— Begin —

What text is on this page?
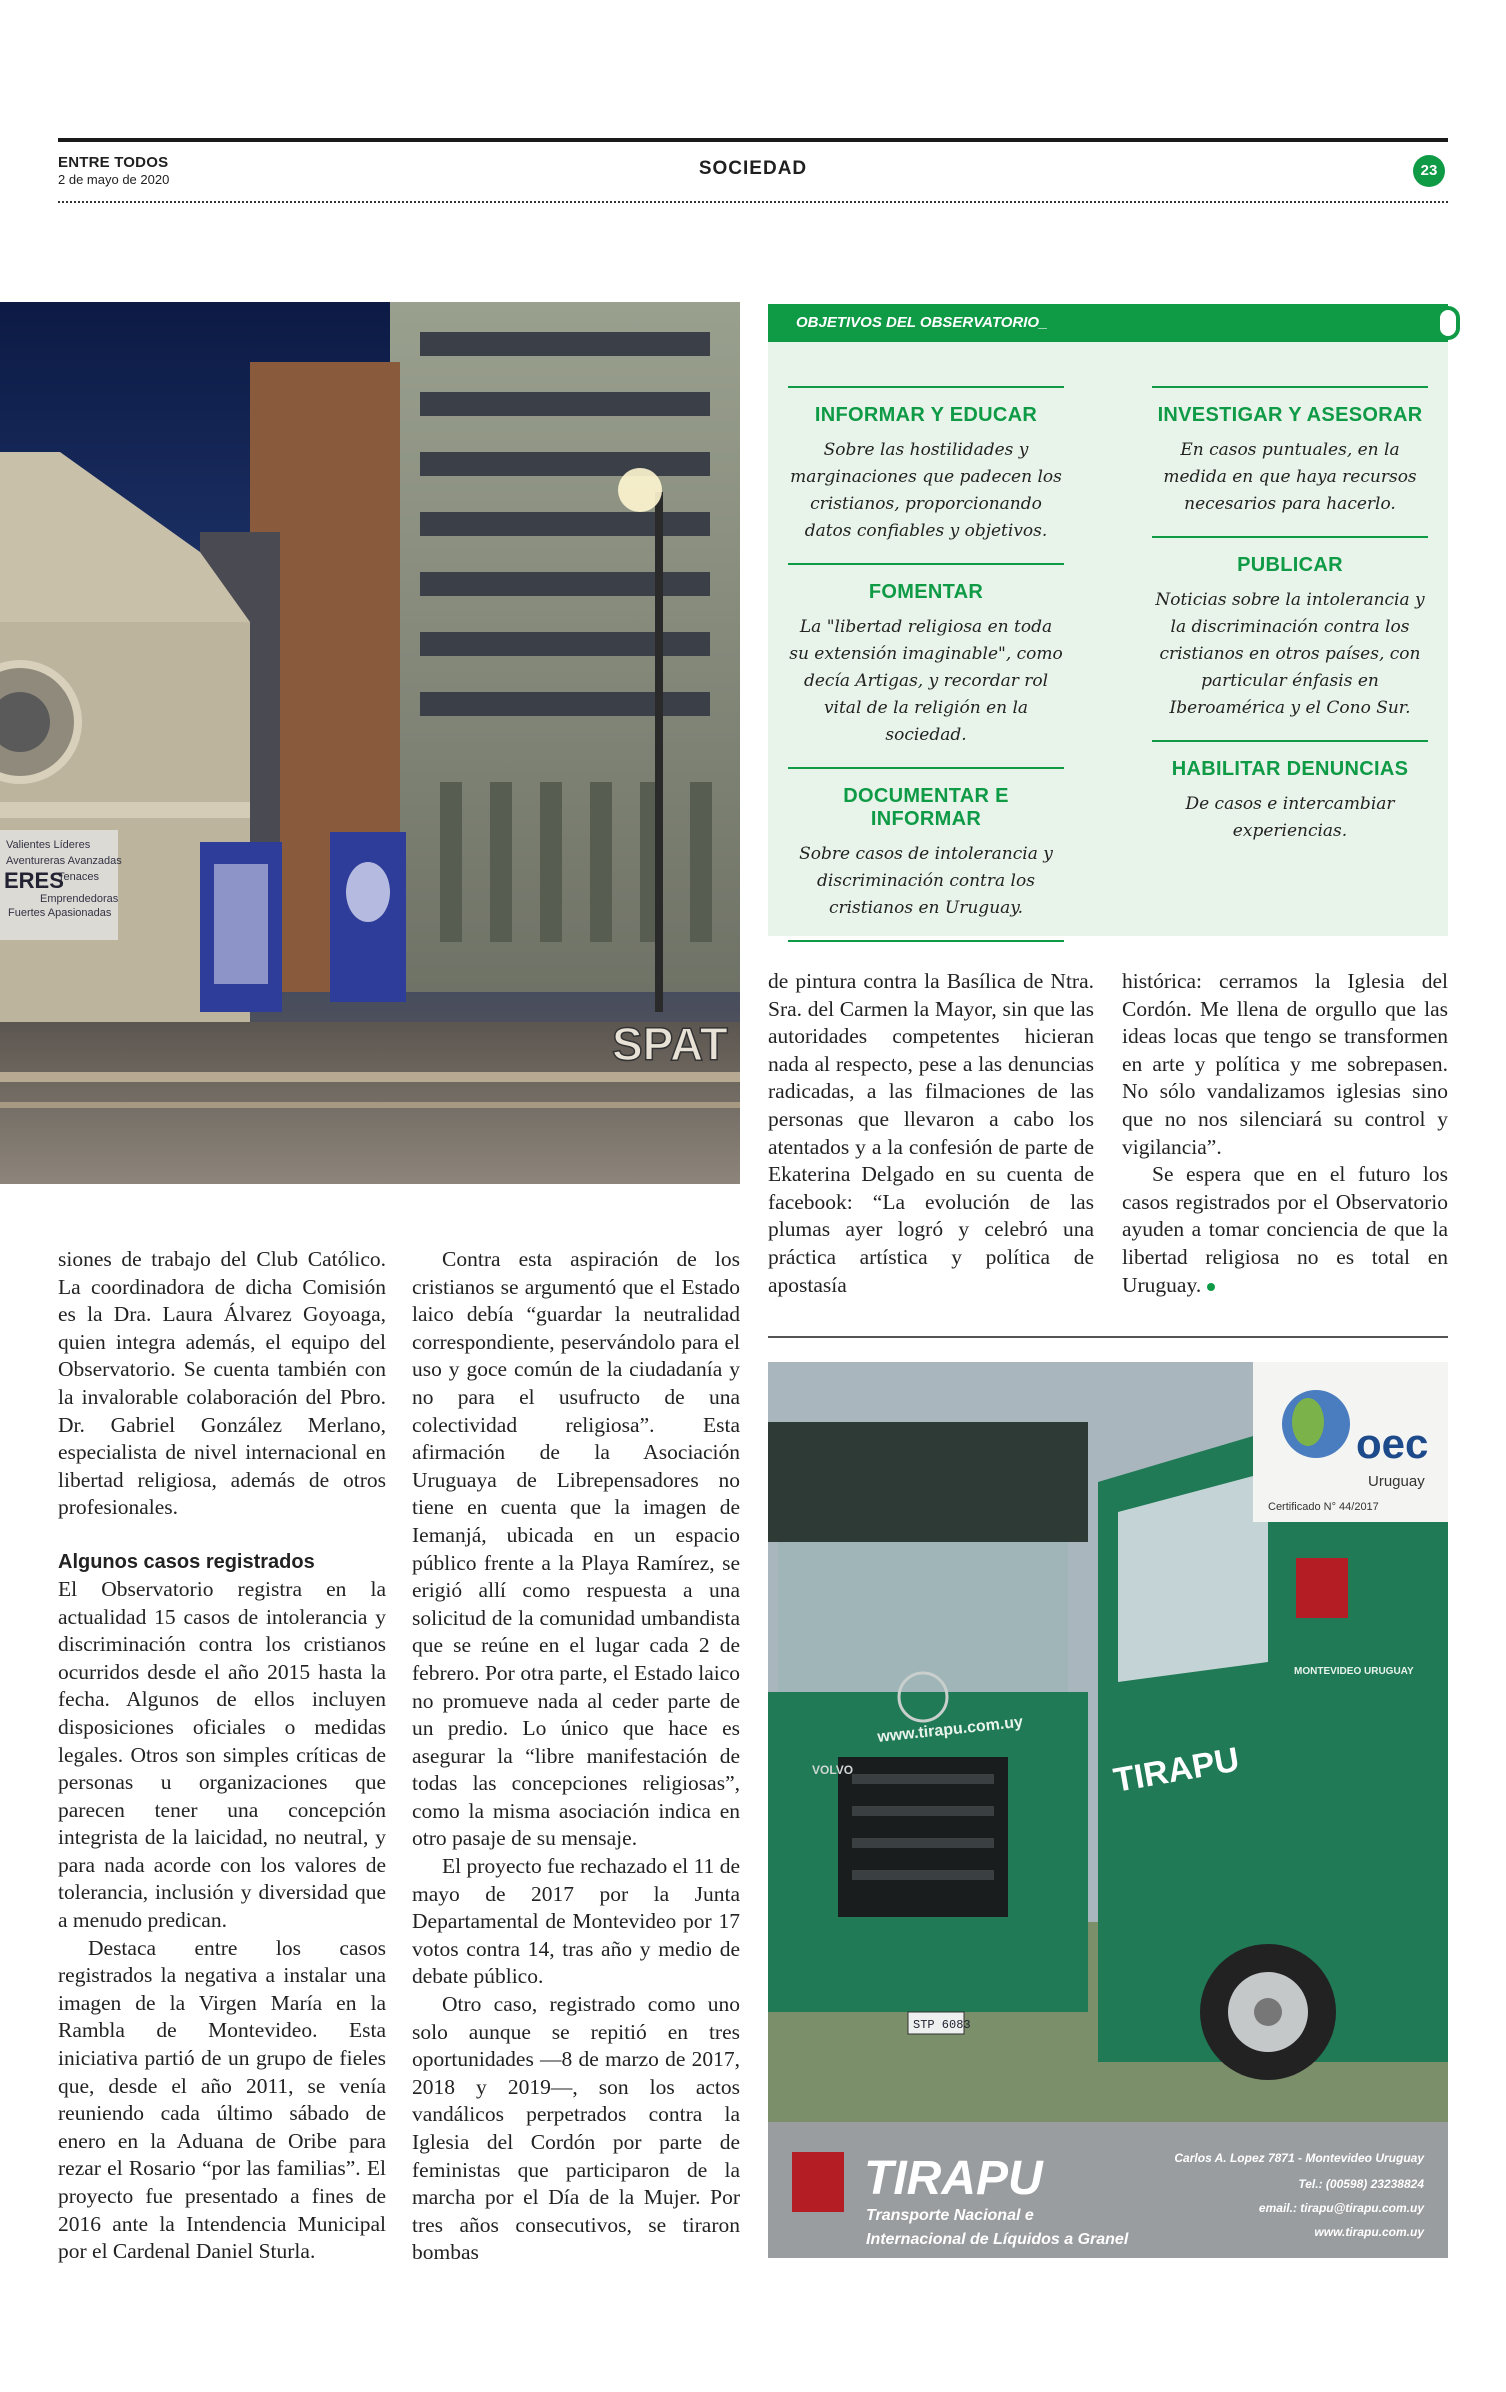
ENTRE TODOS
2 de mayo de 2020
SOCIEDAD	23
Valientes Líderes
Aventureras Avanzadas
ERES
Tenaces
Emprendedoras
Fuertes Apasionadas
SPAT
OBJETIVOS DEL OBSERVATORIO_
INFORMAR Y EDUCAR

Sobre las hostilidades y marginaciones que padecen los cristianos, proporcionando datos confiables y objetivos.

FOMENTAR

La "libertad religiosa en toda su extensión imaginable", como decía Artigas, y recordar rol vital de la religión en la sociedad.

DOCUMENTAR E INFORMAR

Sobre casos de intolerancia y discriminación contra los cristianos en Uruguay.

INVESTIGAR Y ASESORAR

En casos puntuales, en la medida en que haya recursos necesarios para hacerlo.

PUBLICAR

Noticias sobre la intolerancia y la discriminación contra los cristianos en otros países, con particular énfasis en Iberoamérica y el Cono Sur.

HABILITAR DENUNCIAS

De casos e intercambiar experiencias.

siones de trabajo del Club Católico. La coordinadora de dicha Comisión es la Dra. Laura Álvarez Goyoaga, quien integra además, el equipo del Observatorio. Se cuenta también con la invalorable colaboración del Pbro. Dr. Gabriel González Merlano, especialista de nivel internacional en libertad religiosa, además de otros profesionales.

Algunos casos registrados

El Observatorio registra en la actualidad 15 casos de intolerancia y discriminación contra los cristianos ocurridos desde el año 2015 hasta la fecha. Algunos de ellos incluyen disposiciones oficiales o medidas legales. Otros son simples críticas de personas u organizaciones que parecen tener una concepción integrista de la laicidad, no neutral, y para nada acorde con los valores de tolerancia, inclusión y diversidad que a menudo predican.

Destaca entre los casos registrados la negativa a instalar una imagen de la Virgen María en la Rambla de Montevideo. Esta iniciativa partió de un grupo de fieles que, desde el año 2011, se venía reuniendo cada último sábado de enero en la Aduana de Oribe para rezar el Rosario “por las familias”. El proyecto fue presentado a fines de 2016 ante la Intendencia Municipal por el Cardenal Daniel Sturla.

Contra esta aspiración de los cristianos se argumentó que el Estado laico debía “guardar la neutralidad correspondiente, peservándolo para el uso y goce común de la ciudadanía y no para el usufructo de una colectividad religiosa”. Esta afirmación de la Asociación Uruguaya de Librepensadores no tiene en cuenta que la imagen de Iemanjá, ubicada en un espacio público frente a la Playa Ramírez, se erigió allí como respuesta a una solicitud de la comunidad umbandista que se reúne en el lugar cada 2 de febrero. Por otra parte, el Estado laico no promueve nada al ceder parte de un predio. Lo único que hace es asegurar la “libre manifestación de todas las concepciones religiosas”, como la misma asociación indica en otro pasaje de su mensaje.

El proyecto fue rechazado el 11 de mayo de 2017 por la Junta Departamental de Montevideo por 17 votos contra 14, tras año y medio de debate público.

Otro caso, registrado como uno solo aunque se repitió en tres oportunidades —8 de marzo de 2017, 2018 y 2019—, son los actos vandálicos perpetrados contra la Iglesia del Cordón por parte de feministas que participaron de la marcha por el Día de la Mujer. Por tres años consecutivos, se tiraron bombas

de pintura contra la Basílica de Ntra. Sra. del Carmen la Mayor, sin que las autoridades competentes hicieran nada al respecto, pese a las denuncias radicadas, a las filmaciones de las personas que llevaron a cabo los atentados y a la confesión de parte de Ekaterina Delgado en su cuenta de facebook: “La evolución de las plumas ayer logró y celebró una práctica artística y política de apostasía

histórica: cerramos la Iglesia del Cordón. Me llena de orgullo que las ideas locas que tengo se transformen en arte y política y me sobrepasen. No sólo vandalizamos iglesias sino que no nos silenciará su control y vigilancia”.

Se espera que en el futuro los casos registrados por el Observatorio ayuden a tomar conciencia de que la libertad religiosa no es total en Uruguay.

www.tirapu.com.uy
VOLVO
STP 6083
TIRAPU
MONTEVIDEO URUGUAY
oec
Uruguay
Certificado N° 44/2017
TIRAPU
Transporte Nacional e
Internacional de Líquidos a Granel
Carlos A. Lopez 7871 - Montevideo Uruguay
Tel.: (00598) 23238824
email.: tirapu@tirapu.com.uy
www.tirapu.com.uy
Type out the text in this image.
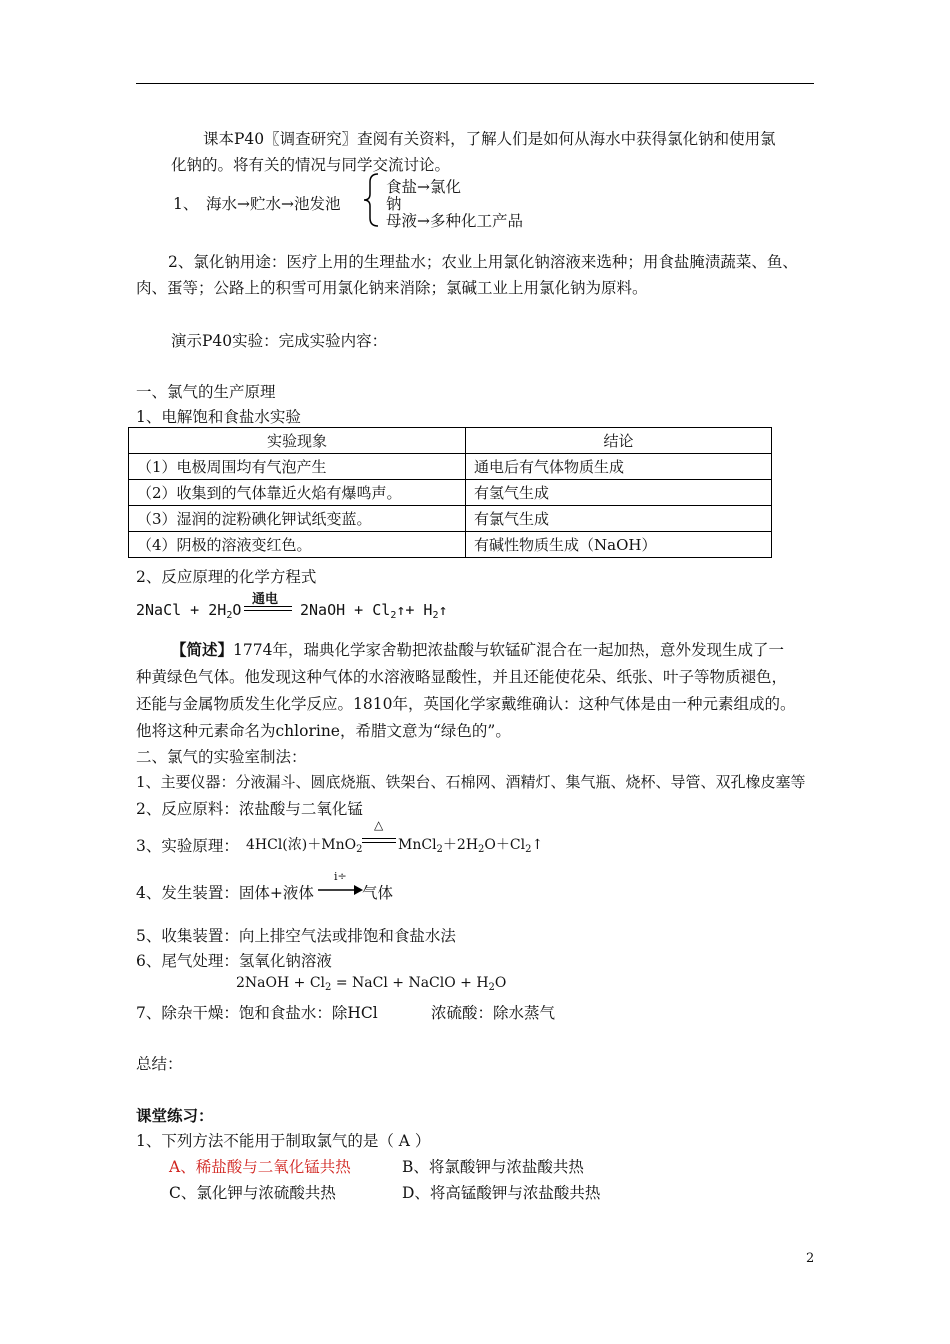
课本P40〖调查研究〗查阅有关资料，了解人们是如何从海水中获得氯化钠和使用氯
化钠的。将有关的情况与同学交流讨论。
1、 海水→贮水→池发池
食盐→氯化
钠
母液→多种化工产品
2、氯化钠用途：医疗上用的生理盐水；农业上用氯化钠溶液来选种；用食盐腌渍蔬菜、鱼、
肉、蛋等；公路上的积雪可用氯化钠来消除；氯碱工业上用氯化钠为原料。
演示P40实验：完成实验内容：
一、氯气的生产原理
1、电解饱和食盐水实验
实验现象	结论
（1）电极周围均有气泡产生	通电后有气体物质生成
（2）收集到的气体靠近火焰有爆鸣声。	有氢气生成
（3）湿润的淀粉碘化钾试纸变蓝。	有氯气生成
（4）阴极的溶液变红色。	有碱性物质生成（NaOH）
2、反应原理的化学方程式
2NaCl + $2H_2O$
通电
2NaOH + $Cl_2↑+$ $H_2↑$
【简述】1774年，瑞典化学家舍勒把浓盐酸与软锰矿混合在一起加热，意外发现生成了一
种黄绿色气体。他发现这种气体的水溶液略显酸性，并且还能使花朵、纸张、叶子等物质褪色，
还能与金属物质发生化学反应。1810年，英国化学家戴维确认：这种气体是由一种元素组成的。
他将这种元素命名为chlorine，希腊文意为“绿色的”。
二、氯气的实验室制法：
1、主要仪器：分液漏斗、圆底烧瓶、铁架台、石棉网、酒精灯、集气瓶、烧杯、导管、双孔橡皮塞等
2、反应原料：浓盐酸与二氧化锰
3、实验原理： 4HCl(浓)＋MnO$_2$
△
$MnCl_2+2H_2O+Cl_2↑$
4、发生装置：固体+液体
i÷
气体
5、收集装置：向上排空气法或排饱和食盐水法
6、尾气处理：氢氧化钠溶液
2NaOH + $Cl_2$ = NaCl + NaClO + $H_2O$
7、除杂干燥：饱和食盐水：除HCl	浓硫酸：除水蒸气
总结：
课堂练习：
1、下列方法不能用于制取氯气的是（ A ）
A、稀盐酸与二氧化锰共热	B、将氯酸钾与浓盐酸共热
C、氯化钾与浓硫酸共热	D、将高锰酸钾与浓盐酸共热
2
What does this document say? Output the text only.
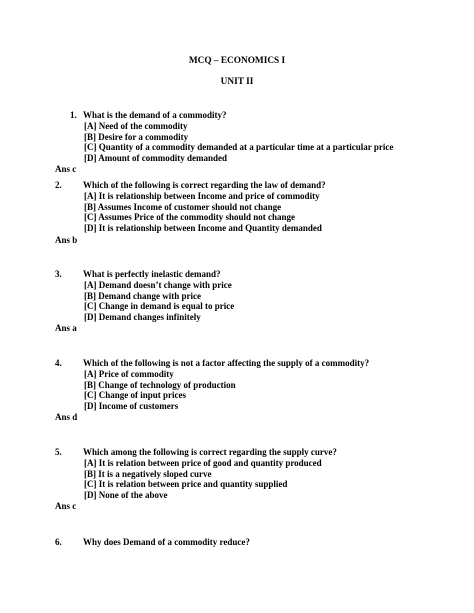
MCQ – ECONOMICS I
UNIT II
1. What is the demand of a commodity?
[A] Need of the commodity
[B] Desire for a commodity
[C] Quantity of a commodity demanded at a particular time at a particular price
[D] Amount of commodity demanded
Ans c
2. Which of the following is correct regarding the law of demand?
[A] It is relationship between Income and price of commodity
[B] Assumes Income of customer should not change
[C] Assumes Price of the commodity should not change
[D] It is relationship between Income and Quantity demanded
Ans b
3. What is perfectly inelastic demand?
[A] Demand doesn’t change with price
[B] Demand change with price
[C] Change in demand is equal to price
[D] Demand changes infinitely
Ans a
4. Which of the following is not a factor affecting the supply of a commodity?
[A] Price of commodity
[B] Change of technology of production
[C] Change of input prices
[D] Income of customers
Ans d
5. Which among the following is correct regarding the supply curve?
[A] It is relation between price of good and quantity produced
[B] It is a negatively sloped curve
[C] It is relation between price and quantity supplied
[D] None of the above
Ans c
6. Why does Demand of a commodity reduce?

— End —

# What this task involves
Without the pictures, write out every entry precisely as it appears.

# Exercise response
What text is on this page?
ENTRE TODOS
2 de mayo de 2020
SOCIEDAD	23
Valientes Líderes
Aventureras Avanzadas
ERES
Tenaces
Emprendedoras
Fuertes Apasionadas
SPAT
OBJETIVOS DEL OBSERVATORIO_
INFORMAR Y EDUCAR

Sobre las hostilidades y marginaciones que padecen los cristianos, proporcionando datos confiables y objetivos.

FOMENTAR

La "libertad religiosa en toda su extensión imaginable", como decía Artigas, y recordar rol vital de la religión en la sociedad.

DOCUMENTAR E INFORMAR

Sobre casos de intolerancia y discriminación contra los cristianos en Uruguay.

INVESTIGAR Y ASESORAR

En casos puntuales, en la medida en que haya recursos necesarios para hacerlo.

PUBLICAR

Noticias sobre la intolerancia y la discriminación contra los cristianos en otros países, con particular énfasis en Iberoamérica y el Cono Sur.

HABILITAR DENUNCIAS

De casos e intercambiar experiencias.

siones de trabajo del Club Católico. La coordinadora de dicha Comisión es la Dra. Laura Álvarez Goyoaga, quien integra además, el equipo del Observatorio. Se cuenta también con la invalorable colaboración del Pbro. Dr. Gabriel González Merlano, especialista de nivel internacional en libertad religiosa, además de otros profesionales.

Algunos casos registrados

El Observatorio registra en la actualidad 15 casos de intolerancia y discriminación contra los cristianos ocurridos desde el año 2015 hasta la fecha. Algunos de ellos incluyen disposiciones oficiales o medidas legales. Otros son simples críticas de personas u organizaciones que parecen tener una concepción integrista de la laicidad, no neutral, y para nada acorde con los valores de tolerancia, inclusión y diversidad que a menudo predican.

Destaca entre los casos registrados la negativa a instalar una imagen de la Virgen María en la Rambla de Montevideo. Esta iniciativa partió de un grupo de fieles que, desde el año 2011, se venía reuniendo cada último sábado de enero en la Aduana de Oribe para rezar el Rosario “por las familias”. El proyecto fue presentado a fines de 2016 ante la Intendencia Municipal por el Cardenal Daniel Sturla.

Contra esta aspiración de los cristianos se argumentó que el Estado laico debía “guardar la neutralidad correspondiente, peservándolo para el uso y goce común de la ciudadanía y no para el usufructo de una colectividad religiosa”. Esta afirmación de la Asociación Uruguaya de Librepensadores no tiene en cuenta que la imagen de Iemanjá, ubicada en un espacio público frente a la Playa Ramírez, se erigió allí como respuesta a una solicitud de la comunidad umbandista que se reúne en el lugar cada 2 de febrero. Por otra parte, el Estado laico no promueve nada al ceder parte de un predio. Lo único que hace es asegurar la “libre manifestación de todas las concepciones religiosas”, como la misma asociación indica en otro pasaje de su mensaje.

El proyecto fue rechazado el 11 de mayo de 2017 por la Junta Departamental de Montevideo por 17 votos contra 14, tras año y medio de debate público.

Otro caso, registrado como uno solo aunque se repitió en tres oportunidades —8 de marzo de 2017, 2018 y 2019—, son los actos vandálicos perpetrados contra la Iglesia del Cordón por parte de feministas que participaron de la marcha por el Día de la Mujer. Por tres años consecutivos, se tiraron bombas

de pintura contra la Basílica de Ntra. Sra. del Carmen la Mayor, sin que las autoridades competentes hicieran nada al respecto, pese a las denuncias radicadas, a las filmaciones de las personas que llevaron a cabo los atentados y a la confesión de parte de Ekaterina Delgado en su cuenta de facebook: “La evolución de las plumas ayer logró y celebró una práctica artística y política de apostasía

histórica: cerramos la Iglesia del Cordón. Me llena de orgullo que las ideas locas que tengo se transformen en arte y política y me sobrepasen. No sólo vandalizamos iglesias sino que no nos silenciará su control y vigilancia”.

Se espera que en el futuro los casos registrados por el Observatorio ayuden a tomar conciencia de que la libertad religiosa no es total en Uruguay.

www.tirapu.com.uy
VOLVO
STP 6083
TIRAPU
MONTEVIDEO URUGUAY
oec
Uruguay
Certificado N° 44/2017
TIRAPU
Transporte Nacional e
Internacional de Líquidos a Granel
Carlos A. Lopez 7871 - Montevideo Uruguay
Tel.: (00598) 23238824
email.: tirapu@tirapu.com.uy
www.tirapu.com.uy
Type out the text in this image.
课本P40〖调查研究〗查阅有关资料，了解人们是如何从海水中获得氯化钠和使用氯
化钠的。将有关的情况与同学交流讨论。
1、 海水→贮水→池发池
食盐→氯化
钠
母液→多种化工产品
2、氯化钠用途：医疗上用的生理盐水；农业上用氯化钠溶液来选种；用食盐腌渍蔬菜、鱼、
肉、蛋等；公路上的积雪可用氯化钠来消除；氯碱工业上用氯化钠为原料。
演示P40实验：完成实验内容：
一、氯气的生产原理
1、电解饱和食盐水实验
实验现象	结论
（1）电极周围均有气泡产生	通电后有气体物质生成
（2）收集到的气体靠近火焰有爆鸣声。	有氢气生成
（3）湿润的淀粉碘化钾试纸变蓝。	有氯气生成
（4）阴极的溶液变红色。	有碱性物质生成（NaOH）
2、反应原理的化学方程式
2NaCl + $2H_2O$
通电
2NaOH + $Cl_2↑+$ $H_2↑$
【简述】1774年，瑞典化学家舍勒把浓盐酸与软锰矿混合在一起加热，意外发现生成了一
种黄绿色气体。他发现这种气体的水溶液略显酸性，并且还能使花朵、纸张、叶子等物质褪色，
还能与金属物质发生化学反应。1810年，英国化学家戴维确认：这种气体是由一种元素组成的。
他将这种元素命名为chlorine，希腊文意为“绿色的”。
二、氯气的实验室制法：
1、主要仪器：分液漏斗、圆底烧瓶、铁架台、石棉网、酒精灯、集气瓶、烧杯、导管、双孔橡皮塞等
2、反应原料：浓盐酸与二氧化锰
3、实验原理： 4HCl(浓)＋MnO$_2$
△
$MnCl_2+2H_2O+Cl_2↑$
4、发生装置：固体+液体
i÷
气体
5、收集装置：向上排空气法或排饱和食盐水法
6、尾气处理：氢氧化钠溶液
2NaOH + $Cl_2$ = NaCl + NaClO + $H_2O$
7、除杂干燥：饱和食盐水：除HCl	浓硫酸：除水蒸气
总结：
课堂练习：
1、下列方法不能用于制取氯气的是（ A ）
A、稀盐酸与二氧化锰共热	B、将氯酸钾与浓盐酸共热
C、氯化钾与浓硫酸共热	D、将高锰酸钾与浓盐酸共热
2
What does this document say? Output the text only.
MCQ – ECONOMICS I
UNIT II
1. What is the demand of a commodity?
[A] Need of the commodity
[B] Desire for a commodity
[C] Quantity of a commodity demanded at a particular time at a particular price
[D] Amount of commodity demanded
Ans c
2. Which of the following is correct regarding the law of demand?
[A] It is relationship between Income and price of commodity
[B] Assumes Income of customer should not change
[C] Assumes Price of the commodity should not change
[D] It is relationship between Income and Quantity demanded
Ans b
3. What is perfectly inelastic demand?
[A] Demand doesn’t change with price
[B] Demand change with price
[C] Change in demand is equal to price
[D] Demand changes infinitely
Ans a
4. Which of the following is not a factor affecting the supply of a commodity?
[A] Price of commodity
[B] Change of technology of production
[C] Change of input prices
[D] Income of customers
Ans d
5. Which among the following is correct regarding the supply curve?
[A] It is relation between price of good and quantity produced
[B] It is a negatively sloped curve
[C] It is relation between price and quantity supplied
[D] None of the above
Ans c
6. Why does Demand of a commodity reduce?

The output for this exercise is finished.